--- Aim ---
Change "bounding box" to "enclosing box" in the items below and copy them out with nothing else altered. Leave out the pictures.
### Input material ###
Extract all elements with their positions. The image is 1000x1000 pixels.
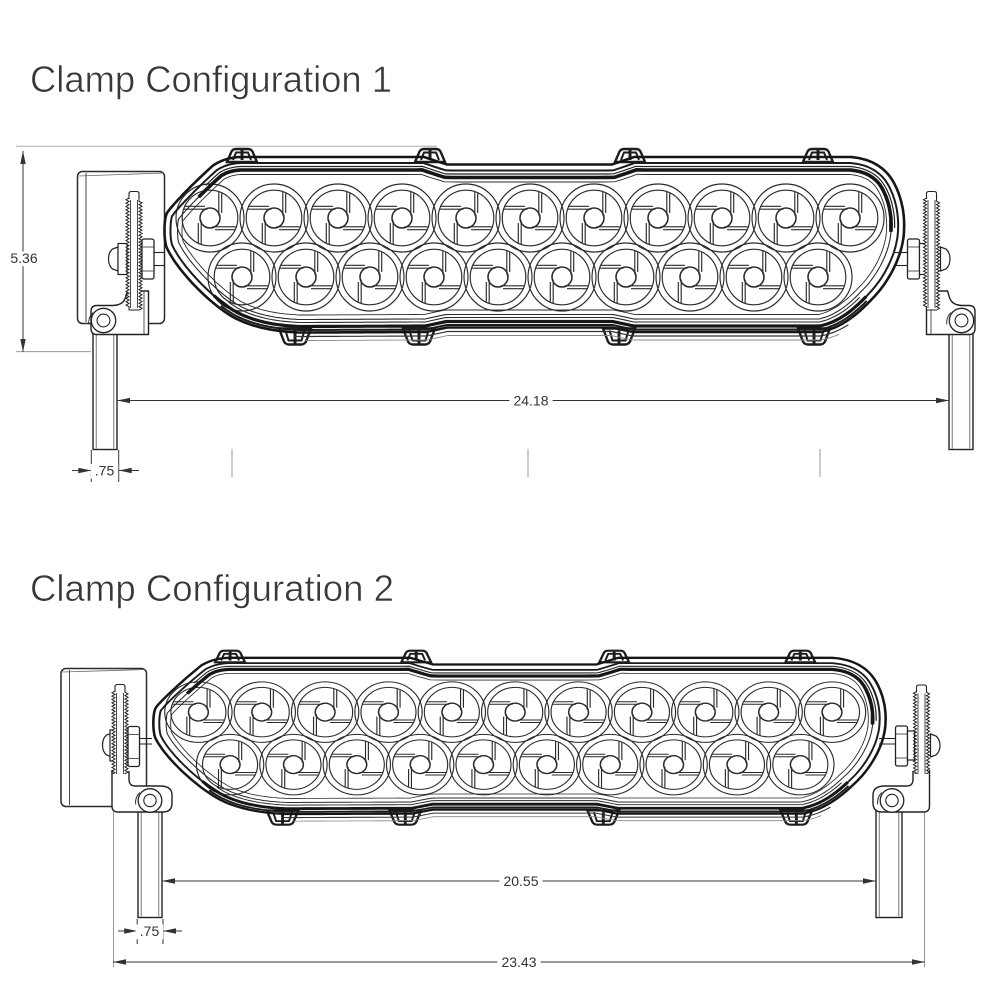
svg-text:.75: .75 (140, 923, 160, 939)
svg-text:Clamp Configuration 1: Clamp Configuration 1 (30, 59, 392, 100)
svg-text:24.18: 24.18 (513, 393, 548, 409)
svg-text:.75: .75 (95, 463, 115, 479)
svg-text:20.55: 20.55 (503, 873, 538, 889)
svg-text:23.43: 23.43 (501, 954, 536, 970)
svg-text:5.36: 5.36 (10, 250, 37, 266)
svg-text:Clamp Configuration 2: Clamp Configuration 2 (30, 568, 394, 609)
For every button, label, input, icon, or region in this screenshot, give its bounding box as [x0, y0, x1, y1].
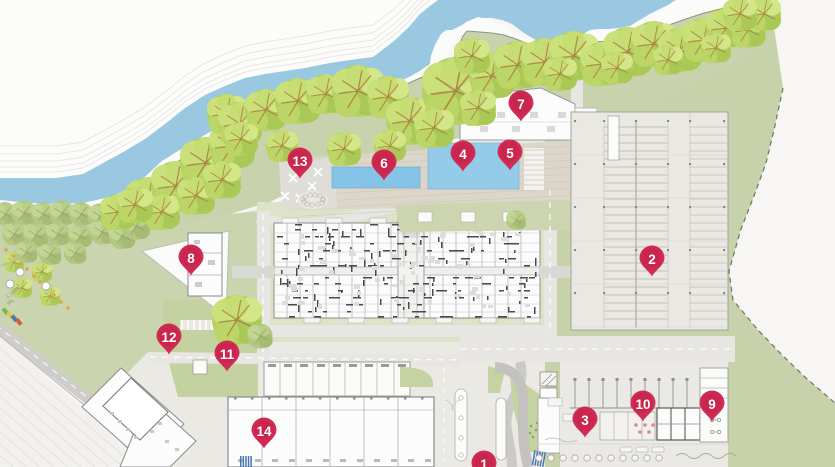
svg-text:12: 12 [161, 330, 176, 345]
svg-text:14: 14 [256, 424, 272, 439]
svg-text:5: 5 [506, 146, 514, 161]
svg-text:2: 2 [648, 252, 656, 267]
svg-text:10: 10 [635, 397, 650, 412]
svg-text:8: 8 [187, 251, 195, 266]
svg-text:3: 3 [581, 413, 589, 428]
svg-text:6: 6 [380, 156, 388, 171]
svg-text:11: 11 [220, 347, 235, 362]
svg-text:7: 7 [517, 97, 525, 112]
svg-text:9: 9 [708, 397, 716, 412]
svg-text:13: 13 [292, 154, 308, 169]
svg-text:1: 1 [480, 457, 488, 467]
svg-text:4: 4 [459, 147, 467, 162]
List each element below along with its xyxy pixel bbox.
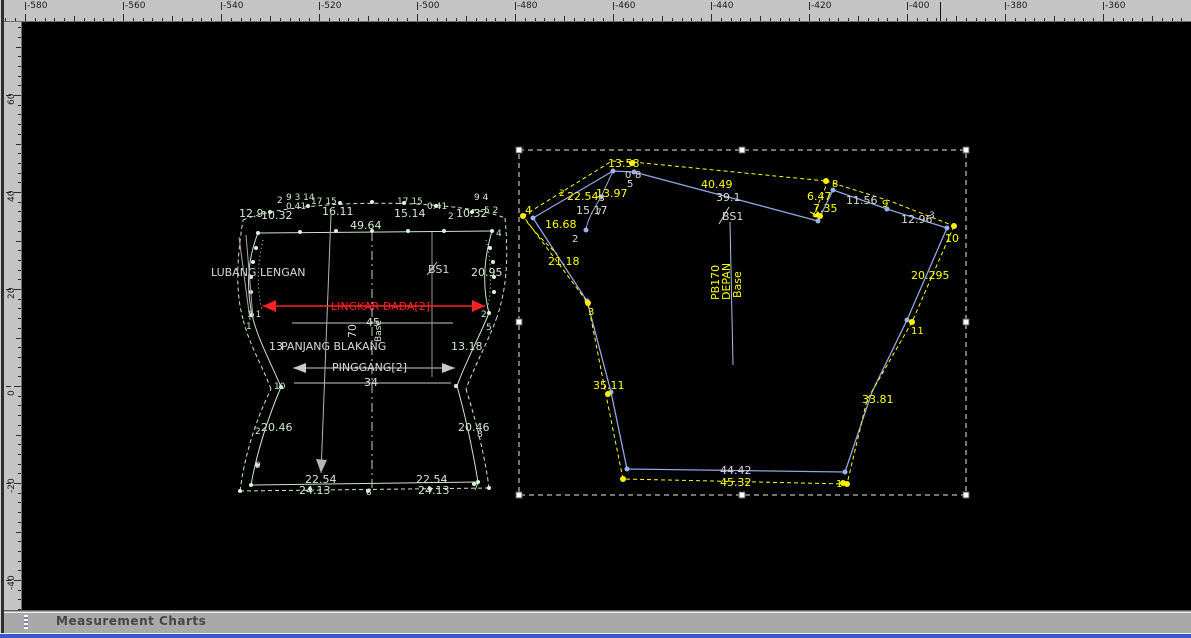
###
--- Result of this task ---
Extract all elements with their positions. The image is 1000x1000 pixels.
svg-text:.75: .75 (140, 923, 160, 939)
svg-text:Clamp Configuration 1: Clamp Configuration 1 (30, 59, 392, 100)
svg-text:24.18: 24.18 (513, 393, 548, 409)
svg-text:.75: .75 (95, 463, 115, 479)
svg-text:20.55: 20.55 (503, 873, 538, 889)
svg-text:23.43: 23.43 (501, 954, 536, 970)
svg-text:5.36: 5.36 (10, 250, 37, 266)
svg-text:Clamp Configuration 2: Clamp Configuration 2 (30, 568, 394, 609)
For every button, label, input, icon, or region in this screenshot, give its enclosing box as [x0, y0, x1, y1].
svg-text:12: 12 [161, 330, 176, 345]
svg-text:14: 14 [256, 424, 272, 439]
svg-text:5: 5 [506, 146, 514, 161]
svg-text:2: 2 [648, 252, 656, 267]
svg-text:10: 10 [635, 397, 650, 412]
svg-text:8: 8 [187, 251, 195, 266]
svg-text:3: 3 [581, 413, 589, 428]
svg-text:6: 6 [380, 156, 388, 171]
svg-text:11: 11 [220, 347, 235, 362]
svg-text:7: 7 [517, 97, 525, 112]
svg-text:9: 9 [708, 397, 716, 412]
svg-text:13: 13 [292, 154, 308, 169]
svg-text:1: 1 [480, 457, 488, 467]
svg-text:4: 4 [459, 147, 467, 162]
List each element below along with its xyxy pixel bbox.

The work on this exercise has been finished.